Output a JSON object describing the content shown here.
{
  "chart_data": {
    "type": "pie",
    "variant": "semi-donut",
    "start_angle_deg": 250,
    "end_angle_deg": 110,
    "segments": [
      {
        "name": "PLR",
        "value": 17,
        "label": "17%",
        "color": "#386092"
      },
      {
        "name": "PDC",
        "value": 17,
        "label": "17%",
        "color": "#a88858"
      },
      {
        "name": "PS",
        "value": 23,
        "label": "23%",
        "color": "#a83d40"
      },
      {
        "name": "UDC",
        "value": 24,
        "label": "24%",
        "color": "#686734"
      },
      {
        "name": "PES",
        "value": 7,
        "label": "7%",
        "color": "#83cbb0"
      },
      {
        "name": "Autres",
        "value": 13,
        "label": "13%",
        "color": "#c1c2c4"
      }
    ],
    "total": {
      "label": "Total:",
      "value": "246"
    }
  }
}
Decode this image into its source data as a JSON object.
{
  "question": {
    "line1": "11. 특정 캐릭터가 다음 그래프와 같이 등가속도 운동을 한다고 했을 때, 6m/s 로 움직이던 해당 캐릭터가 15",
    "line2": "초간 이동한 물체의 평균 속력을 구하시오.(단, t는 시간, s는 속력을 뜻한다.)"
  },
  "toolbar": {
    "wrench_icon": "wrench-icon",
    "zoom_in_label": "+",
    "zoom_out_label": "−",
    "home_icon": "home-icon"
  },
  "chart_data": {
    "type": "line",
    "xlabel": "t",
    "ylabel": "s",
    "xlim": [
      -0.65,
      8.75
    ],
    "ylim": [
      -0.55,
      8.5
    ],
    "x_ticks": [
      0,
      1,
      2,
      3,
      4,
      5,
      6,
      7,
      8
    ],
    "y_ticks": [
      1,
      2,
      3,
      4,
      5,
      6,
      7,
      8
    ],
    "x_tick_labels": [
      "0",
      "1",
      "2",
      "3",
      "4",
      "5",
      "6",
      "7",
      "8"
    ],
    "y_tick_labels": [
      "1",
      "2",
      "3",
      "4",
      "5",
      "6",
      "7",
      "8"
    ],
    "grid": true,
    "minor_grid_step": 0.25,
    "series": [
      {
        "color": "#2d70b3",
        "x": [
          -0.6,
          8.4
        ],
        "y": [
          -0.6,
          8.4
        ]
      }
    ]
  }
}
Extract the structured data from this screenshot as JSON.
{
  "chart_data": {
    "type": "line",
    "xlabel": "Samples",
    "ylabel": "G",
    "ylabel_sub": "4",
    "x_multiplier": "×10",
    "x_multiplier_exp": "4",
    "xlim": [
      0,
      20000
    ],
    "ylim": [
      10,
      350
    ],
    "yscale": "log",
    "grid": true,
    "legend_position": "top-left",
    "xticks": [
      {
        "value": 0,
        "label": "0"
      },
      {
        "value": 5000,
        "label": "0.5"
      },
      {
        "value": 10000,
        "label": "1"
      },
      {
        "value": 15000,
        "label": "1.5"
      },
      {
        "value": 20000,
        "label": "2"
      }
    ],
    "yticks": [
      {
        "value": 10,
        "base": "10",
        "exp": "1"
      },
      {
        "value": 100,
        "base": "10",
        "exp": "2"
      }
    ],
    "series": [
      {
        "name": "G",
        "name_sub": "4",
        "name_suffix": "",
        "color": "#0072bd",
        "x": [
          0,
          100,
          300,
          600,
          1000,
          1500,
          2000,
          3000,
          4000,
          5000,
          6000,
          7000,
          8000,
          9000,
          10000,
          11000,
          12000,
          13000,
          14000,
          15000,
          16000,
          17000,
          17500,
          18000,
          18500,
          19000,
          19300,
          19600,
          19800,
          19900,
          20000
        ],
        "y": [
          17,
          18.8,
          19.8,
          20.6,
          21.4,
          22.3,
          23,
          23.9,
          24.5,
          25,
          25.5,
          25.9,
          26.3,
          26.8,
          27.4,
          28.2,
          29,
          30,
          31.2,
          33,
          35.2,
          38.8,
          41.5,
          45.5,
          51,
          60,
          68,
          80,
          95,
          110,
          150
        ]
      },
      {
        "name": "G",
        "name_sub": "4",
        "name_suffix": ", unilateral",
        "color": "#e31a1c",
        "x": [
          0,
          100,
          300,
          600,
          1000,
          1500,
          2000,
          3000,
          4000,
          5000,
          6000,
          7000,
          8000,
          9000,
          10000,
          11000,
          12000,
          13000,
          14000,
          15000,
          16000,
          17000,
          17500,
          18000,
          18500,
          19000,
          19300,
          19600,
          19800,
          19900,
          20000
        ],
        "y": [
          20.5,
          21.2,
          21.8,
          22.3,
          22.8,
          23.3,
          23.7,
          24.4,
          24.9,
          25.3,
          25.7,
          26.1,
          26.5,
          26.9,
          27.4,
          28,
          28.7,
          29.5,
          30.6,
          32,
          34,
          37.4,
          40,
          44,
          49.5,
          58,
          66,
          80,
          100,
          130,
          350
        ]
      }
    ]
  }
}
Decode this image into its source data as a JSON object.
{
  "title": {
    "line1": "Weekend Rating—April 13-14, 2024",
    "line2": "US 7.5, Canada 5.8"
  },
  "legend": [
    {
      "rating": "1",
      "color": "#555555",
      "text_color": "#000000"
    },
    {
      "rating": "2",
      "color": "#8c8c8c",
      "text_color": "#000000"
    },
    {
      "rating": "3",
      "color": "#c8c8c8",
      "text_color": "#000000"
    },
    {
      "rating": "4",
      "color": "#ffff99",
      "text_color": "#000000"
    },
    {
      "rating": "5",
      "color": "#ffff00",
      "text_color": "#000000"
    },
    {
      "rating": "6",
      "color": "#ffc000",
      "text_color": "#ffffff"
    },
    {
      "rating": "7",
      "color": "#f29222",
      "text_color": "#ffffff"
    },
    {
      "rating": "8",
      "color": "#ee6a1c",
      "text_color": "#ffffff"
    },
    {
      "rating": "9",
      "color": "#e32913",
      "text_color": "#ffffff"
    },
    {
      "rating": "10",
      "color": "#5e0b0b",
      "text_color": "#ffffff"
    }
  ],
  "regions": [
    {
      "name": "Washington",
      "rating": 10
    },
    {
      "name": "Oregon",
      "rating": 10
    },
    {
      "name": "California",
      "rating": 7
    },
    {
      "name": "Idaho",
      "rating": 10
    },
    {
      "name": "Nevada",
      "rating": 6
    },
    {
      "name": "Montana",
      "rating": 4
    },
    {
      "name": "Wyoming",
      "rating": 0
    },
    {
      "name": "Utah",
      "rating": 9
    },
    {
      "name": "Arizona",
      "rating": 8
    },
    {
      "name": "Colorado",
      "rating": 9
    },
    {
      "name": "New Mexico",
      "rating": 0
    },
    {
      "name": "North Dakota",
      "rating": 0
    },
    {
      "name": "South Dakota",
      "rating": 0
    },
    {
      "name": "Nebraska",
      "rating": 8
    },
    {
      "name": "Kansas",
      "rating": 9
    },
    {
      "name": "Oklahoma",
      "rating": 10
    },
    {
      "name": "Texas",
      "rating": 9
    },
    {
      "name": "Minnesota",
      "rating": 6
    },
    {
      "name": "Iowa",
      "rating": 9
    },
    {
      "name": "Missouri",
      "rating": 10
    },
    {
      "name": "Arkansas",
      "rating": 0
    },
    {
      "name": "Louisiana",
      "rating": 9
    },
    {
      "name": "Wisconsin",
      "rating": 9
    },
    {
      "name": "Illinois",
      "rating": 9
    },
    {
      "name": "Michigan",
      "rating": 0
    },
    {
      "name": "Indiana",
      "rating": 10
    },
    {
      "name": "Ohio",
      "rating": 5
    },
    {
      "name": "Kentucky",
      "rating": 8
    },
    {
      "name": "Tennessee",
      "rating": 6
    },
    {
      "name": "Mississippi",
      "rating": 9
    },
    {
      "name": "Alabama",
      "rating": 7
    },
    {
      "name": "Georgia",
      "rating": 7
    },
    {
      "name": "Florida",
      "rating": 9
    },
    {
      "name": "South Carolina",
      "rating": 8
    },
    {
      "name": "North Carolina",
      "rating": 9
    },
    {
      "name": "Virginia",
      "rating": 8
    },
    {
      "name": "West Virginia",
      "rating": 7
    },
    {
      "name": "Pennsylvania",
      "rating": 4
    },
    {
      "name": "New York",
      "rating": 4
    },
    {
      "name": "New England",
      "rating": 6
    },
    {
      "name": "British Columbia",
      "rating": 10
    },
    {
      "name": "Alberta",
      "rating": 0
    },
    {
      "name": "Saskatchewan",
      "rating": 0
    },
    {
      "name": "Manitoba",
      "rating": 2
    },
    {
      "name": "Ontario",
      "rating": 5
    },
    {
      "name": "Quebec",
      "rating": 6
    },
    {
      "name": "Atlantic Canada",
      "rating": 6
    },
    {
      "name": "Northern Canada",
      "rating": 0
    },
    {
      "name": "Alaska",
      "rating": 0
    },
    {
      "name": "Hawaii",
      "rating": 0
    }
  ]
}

####

Written exercise:
Using the entries above, find all lines with "JSON". Copy them.

Output for this exercise:
Output a JSON object describing the content shown here.
Decode this image into its source data as a JSON object.
Extract the structured data from this screenshot as JSON.
Decode this image into its source data as a JSON object.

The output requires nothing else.